> [WHAT TO WORK ON] Your answer should be only a number: how many lines include the word "icon".

> [DATASET RECORDS]
★ ★ ★ ★ ★
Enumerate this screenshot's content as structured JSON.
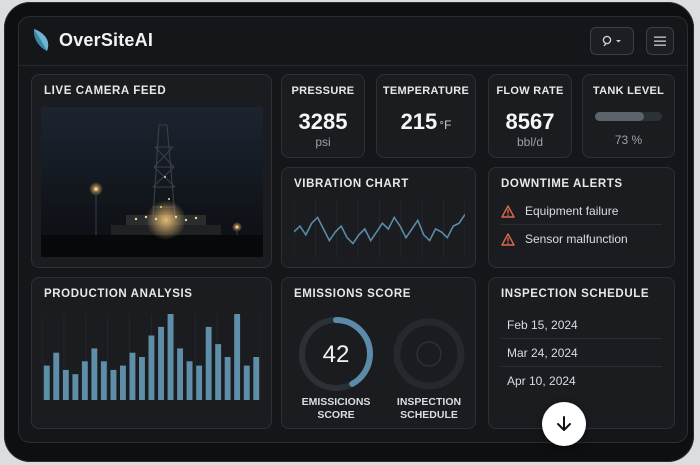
{
  "app": {
    "name": "OverSiteAI"
  },
  "topbar": {
    "user_icon": "user-icon",
    "menu_icon": "hamburger-menu-icon"
  },
  "camera": {
    "title": "LIVE CAMERA FEED"
  },
  "metrics": [
    {
      "label": "PRESSURE",
      "value": "3285",
      "unit": "psi"
    },
    {
      "label": "TEMPERATURE",
      "value": "215",
      "unit": "°F"
    },
    {
      "label": "FLOW RATE",
      "value": "8567",
      "unit": "bbl/d"
    },
    {
      "label": "TANK LEVEL",
      "percent": 73,
      "text": "73 %"
    }
  ],
  "vibration": {
    "title": "VIBRATION CHART",
    "series": [
      0.45,
      0.55,
      0.4,
      0.6,
      0.7,
      0.5,
      0.3,
      0.45,
      0.55,
      0.35,
      0.25,
      0.4,
      0.5,
      0.3,
      0.45,
      0.6,
      0.5,
      0.7,
      0.55,
      0.35,
      0.5,
      0.65,
      0.4,
      0.3,
      0.5,
      0.45,
      0.35,
      0.55,
      0.6,
      0.75
    ]
  },
  "downtime": {
    "title": "DOWNTIME ALERTS",
    "alerts": [
      "Equipment failure",
      "Sensor malfunction"
    ],
    "warning_color": "#e0674f"
  },
  "production": {
    "title": "PRODUCTION ANALYSIS",
    "bars": [
      0.4,
      0.55,
      0.35,
      0.3,
      0.45,
      0.6,
      0.45,
      0.35,
      0.4,
      0.55,
      0.5,
      0.75,
      0.85,
      1.0,
      0.6,
      0.45,
      0.4,
      0.85,
      0.65,
      0.5,
      1.0,
      0.4,
      0.5
    ]
  },
  "emissions": {
    "title": "EMISSIONS SCORE",
    "score": "42",
    "score_fraction": 0.42,
    "gauge1_label": "EMISSICIONS SCORE",
    "gauge2_label": "INSPECTION SCHEDULE"
  },
  "inspection": {
    "title": "INSPECTION SCHEDULE",
    "dates": [
      "Feb 15, 2024",
      "Mar 24, 2024",
      "Apr 10, 2024"
    ]
  },
  "colors": {
    "accent": "#5b8ba8",
    "bar": "#5f8ea9"
  }
}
★ ★ ★ ★ ★
> [WRITTEN SOLUTION] 2